DO THIS: Word for word, retype every entry in the listing.
════════════════
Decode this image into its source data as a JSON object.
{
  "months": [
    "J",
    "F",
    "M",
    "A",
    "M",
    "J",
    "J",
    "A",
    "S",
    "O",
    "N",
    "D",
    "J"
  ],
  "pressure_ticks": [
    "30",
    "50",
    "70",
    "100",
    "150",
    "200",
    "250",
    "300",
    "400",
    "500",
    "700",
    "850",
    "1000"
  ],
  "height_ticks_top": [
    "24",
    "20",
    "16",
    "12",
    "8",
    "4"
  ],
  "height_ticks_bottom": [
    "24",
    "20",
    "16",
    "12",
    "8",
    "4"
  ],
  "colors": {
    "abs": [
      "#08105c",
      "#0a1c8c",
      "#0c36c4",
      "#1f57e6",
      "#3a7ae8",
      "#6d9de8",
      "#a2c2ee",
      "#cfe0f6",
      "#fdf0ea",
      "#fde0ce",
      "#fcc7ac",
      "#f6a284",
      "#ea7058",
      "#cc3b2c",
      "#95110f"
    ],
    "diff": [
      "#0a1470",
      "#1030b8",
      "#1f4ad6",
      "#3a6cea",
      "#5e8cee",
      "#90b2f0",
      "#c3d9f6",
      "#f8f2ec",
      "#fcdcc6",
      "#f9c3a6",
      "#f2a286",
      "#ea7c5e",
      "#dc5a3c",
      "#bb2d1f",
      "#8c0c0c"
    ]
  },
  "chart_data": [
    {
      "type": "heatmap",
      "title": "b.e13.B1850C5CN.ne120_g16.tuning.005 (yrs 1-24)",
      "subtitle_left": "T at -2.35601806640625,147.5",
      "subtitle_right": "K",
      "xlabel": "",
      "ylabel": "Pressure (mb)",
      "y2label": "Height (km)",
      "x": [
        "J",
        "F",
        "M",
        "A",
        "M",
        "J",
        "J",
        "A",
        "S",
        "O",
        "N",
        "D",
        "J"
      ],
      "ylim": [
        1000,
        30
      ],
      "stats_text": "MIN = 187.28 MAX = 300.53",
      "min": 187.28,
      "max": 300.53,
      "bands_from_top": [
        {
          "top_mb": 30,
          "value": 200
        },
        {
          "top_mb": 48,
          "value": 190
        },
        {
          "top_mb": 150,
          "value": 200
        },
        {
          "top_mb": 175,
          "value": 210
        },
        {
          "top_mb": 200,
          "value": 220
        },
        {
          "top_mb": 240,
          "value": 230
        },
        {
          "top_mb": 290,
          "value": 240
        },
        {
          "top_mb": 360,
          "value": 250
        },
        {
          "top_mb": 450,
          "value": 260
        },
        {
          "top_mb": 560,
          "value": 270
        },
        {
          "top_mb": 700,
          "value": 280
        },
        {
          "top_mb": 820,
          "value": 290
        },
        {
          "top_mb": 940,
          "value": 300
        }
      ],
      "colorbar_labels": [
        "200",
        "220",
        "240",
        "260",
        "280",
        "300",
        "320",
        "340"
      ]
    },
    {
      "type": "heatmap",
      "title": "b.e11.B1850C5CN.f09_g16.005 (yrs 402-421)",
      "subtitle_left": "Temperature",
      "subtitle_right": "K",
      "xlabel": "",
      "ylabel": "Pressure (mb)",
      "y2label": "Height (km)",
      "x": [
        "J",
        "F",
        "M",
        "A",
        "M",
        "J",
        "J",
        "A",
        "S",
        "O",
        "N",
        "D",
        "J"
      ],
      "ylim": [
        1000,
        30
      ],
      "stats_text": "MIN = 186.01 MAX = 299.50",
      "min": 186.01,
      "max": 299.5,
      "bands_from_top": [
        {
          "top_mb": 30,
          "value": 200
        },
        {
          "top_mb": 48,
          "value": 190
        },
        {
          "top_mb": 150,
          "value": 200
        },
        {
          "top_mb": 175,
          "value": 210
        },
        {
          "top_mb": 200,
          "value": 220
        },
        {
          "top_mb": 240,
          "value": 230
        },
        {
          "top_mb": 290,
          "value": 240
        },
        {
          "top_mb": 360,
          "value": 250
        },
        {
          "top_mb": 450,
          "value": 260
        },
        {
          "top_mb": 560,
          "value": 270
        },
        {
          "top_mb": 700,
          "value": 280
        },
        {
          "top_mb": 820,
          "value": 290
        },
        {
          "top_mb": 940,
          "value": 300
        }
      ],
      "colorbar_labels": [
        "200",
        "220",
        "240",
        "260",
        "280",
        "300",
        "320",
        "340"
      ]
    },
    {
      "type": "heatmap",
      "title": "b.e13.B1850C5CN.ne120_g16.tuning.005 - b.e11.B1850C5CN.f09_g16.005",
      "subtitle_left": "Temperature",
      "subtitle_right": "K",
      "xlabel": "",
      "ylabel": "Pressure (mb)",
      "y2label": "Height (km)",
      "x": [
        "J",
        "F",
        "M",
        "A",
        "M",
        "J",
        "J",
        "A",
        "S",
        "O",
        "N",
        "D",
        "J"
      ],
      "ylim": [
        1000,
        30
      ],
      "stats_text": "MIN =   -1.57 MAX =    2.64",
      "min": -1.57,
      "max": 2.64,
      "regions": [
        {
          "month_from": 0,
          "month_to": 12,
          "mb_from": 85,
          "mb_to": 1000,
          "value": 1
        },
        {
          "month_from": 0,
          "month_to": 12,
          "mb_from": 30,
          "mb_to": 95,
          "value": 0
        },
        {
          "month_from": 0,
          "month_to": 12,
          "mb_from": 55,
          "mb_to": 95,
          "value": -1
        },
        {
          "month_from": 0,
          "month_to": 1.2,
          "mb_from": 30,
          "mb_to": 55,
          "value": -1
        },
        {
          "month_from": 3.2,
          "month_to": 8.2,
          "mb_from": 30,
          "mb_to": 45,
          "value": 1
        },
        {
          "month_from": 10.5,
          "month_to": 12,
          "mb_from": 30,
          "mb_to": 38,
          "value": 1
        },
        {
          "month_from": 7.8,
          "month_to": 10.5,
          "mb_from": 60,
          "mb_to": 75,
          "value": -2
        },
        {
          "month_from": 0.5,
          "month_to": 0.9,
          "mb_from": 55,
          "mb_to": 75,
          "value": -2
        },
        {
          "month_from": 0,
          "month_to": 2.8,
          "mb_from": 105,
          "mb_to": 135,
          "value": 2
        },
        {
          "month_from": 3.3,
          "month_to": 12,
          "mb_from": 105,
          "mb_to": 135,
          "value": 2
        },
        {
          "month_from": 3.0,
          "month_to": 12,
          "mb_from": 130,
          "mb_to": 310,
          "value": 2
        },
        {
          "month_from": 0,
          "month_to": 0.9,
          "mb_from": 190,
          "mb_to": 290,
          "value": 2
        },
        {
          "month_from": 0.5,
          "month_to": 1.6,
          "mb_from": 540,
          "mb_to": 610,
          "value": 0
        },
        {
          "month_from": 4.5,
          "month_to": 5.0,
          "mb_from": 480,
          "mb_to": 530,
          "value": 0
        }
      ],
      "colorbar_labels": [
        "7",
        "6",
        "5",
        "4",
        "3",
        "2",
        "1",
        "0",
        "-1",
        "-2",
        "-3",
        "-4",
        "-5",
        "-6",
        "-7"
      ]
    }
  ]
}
════════════════
SOLUTION:
Decode this image into its source data as a JSON object.
{
  "months": [
    "J",
    "F",
    "M",
    "A",
    "M",
    "J",
    "J",
    "A",
    "S",
    "O",
    "N",
    "D",
    "J"
  ],
  "pressure_ticks": [
    "30",
    "50",
    "70",
    "100",
    "150",
    "200",
    "250",
    "300",
    "400",
    "500",
    "700",
    "850",
    "1000"
  ],
  "height_ticks_top": [
    "24",
    "20",
    "16",
    "12",
    "8",
    "4"
  ],
  "height_ticks_bottom": [
    "24",
    "20",
    "16",
    "12",
    "8",
    "4"
  ],
  "colors": {
    "abs": [
      "#08105c",
      "#0a1c8c",
      "#0c36c4",
      "#1f57e6",
      "#3a7ae8",
      "#6d9de8",
      "#a2c2ee",
      "#cfe0f6",
      "#fdf0ea",
      "#fde0ce",
      "#fcc7ac",
      "#f6a284",
      "#ea7058",
      "#cc3b2c",
      "#95110f"
    ],
    "diff": [
      "#0a1470",
      "#1030b8",
      "#1f4ad6",
      "#3a6cea",
      "#5e8cee",
      "#90b2f0",
      "#c3d9f6",
      "#f8f2ec",
      "#fcdcc6",
      "#f9c3a6",
      "#f2a286",
      "#ea7c5e",
      "#dc5a3c",
      "#bb2d1f",
      "#8c0c0c"
    ]
  },
  "chart_data": [
    {
      "type": "heatmap",
      "title": "b.e13.B1850C5CN.ne120_g16.tuning.005 (yrs 1-24)",
      "subtitle_left": "T at -2.35601806640625,147.5",
      "subtitle_right": "K",
      "xlabel": "",
      "ylabel": "Pressure (mb)",
      "y2label": "Height (km)",
      "x": [
        "J",
        "F",
        "M",
        "A",
        "M",
        "J",
        "J",
        "A",
        "S",
        "O",
        "N",
        "D",
        "J"
      ],
      "ylim": [
        1000,
        30
      ],
      "stats_text": "MIN = 187.28 MAX = 300.53",
      "min": 187.28,
      "max": 300.53,
      "bands_from_top": [
        {
          "top_mb": 30,
          "value": 200
        },
        {
          "top_mb": 48,
          "value": 190
        },
        {
          "top_mb": 150,
          "value": 200
        },
        {
          "top_mb": 175,
          "value": 210
        },
        {
          "top_mb": 200,
          "value": 220
        },
        {
          "top_mb": 240,
          "value": 230
        },
        {
          "top_mb": 290,
          "value": 240
        },
        {
          "top_mb": 360,
          "value": 250
        },
        {
          "top_mb": 450,
          "value": 260
        },
        {
          "top_mb": 560,
          "value": 270
        },
        {
          "top_mb": 700,
          "value": 280
        },
        {
          "top_mb": 820,
          "value": 290
        },
        {
          "top_mb": 940,
          "value": 300
        }
      ],
      "colorbar_labels": [
        "200",
        "220",
        "240",
        "260",
        "280",
        "300",
        "320",
        "340"
      ]
    },
    {
      "type": "heatmap",
      "title": "b.e11.B1850C5CN.f09_g16.005 (yrs 402-421)",
      "subtitle_left": "Temperature",
      "subtitle_right": "K",
      "xlabel": "",
      "ylabel": "Pressure (mb)",
      "y2label": "Height (km)",
      "x": [
        "J",
        "F",
        "M",
        "A",
        "M",
        "J",
        "J",
        "A",
        "S",
        "O",
        "N",
        "D",
        "J"
      ],
      "ylim": [
        1000,
        30
      ],
      "stats_text": "MIN = 186.01 MAX = 299.50",
      "min": 186.01,
      "max": 299.5,
      "bands_from_top": [
        {
          "top_mb": 30,
          "value": 200
        },
        {
          "top_mb": 48,
          "value": 190
        },
        {
          "top_mb": 150,
          "value": 200
        },
        {
          "top_mb": 175,
          "value": 210
        },
        {
          "top_mb": 200,
          "value": 220
        },
        {
          "top_mb": 240,
          "value": 230
        },
        {
          "top_mb": 290,
          "value": 240
        },
        {
          "top_mb": 360,
          "value": 250
        },
        {
          "top_mb": 450,
          "value": 260
        },
        {
          "top_mb": 560,
          "value": 270
        },
        {
          "top_mb": 700,
          "value": 280
        },
        {
          "top_mb": 820,
          "value": 290
        },
        {
          "top_mb": 940,
          "value": 300
        }
      ],
      "colorbar_labels": [
        "200",
        "220",
        "240",
        "260",
        "280",
        "300",
        "320",
        "340"
      ]
    },
    {
      "type": "heatmap",
      "title": "b.e13.B1850C5CN.ne120_g16.tuning.005 - b.e11.B1850C5CN.f09_g16.005",
      "subtitle_left": "Temperature",
      "subtitle_right": "K",
      "xlabel": "",
      "ylabel": "Pressure (mb)",
      "y2label": "Height (km)",
      "x": [
        "J",
        "F",
        "M",
        "A",
        "M",
        "J",
        "J",
        "A",
        "S",
        "O",
        "N",
        "D",
        "J"
      ],
      "ylim": [
        1000,
        30
      ],
      "stats_text": "MIN =   -1.57 MAX =    2.64",
      "min": -1.57,
      "max": 2.64,
      "regions": [
        {
          "month_from": 0,
          "month_to": 12,
          "mb_from": 85,
          "mb_to": 1000,
          "value": 1
        },
        {
          "month_from": 0,
          "month_to": 12,
          "mb_from": 30,
          "mb_to": 95,
          "value": 0
        },
        {
          "month_from": 0,
          "month_to": 12,
          "mb_from": 55,
          "mb_to": 95,
          "value": -1
        },
        {
          "month_from": 0,
          "month_to": 1.2,
          "mb_from": 30,
          "mb_to": 55,
          "value": -1
        },
        {
          "month_from": 3.2,
          "month_to": 8.2,
          "mb_from": 30,
          "mb_to": 45,
          "value": 1
        },
        {
          "month_from": 10.5,
          "month_to": 12,
          "mb_from": 30,
          "mb_to": 38,
          "value": 1
        },
        {
          "month_from": 7.8,
          "month_to": 10.5,
          "mb_from": 60,
          "mb_to": 75,
          "value": -2
        },
        {
          "month_from": 0.5,
          "month_to": 0.9,
          "mb_from": 55,
          "mb_to": 75,
          "value": -2
        },
        {
          "month_from": 0,
          "month_to": 2.8,
          "mb_from": 105,
          "mb_to": 135,
          "value": 2
        },
        {
          "month_from": 3.3,
          "month_to": 12,
          "mb_from": 105,
          "mb_to": 135,
          "value": 2
        },
        {
          "month_from": 3.0,
          "month_to": 12,
          "mb_from": 130,
          "mb_to": 310,
          "value": 2
        },
        {
          "month_from": 0,
          "month_to": 0.9,
          "mb_from": 190,
          "mb_to": 290,
          "value": 2
        },
        {
          "month_from": 0.5,
          "month_to": 1.6,
          "mb_from": 540,
          "mb_to": 610,
          "value": 0
        },
        {
          "month_from": 4.5,
          "month_to": 5.0,
          "mb_from": 480,
          "mb_to": 530,
          "value": 0
        }
      ],
      "colorbar_labels": [
        "7",
        "6",
        "5",
        "4",
        "3",
        "2",
        "1",
        "0",
        "-1",
        "-2",
        "-3",
        "-4",
        "-5",
        "-6",
        "-7"
      ]
    }
  ]
}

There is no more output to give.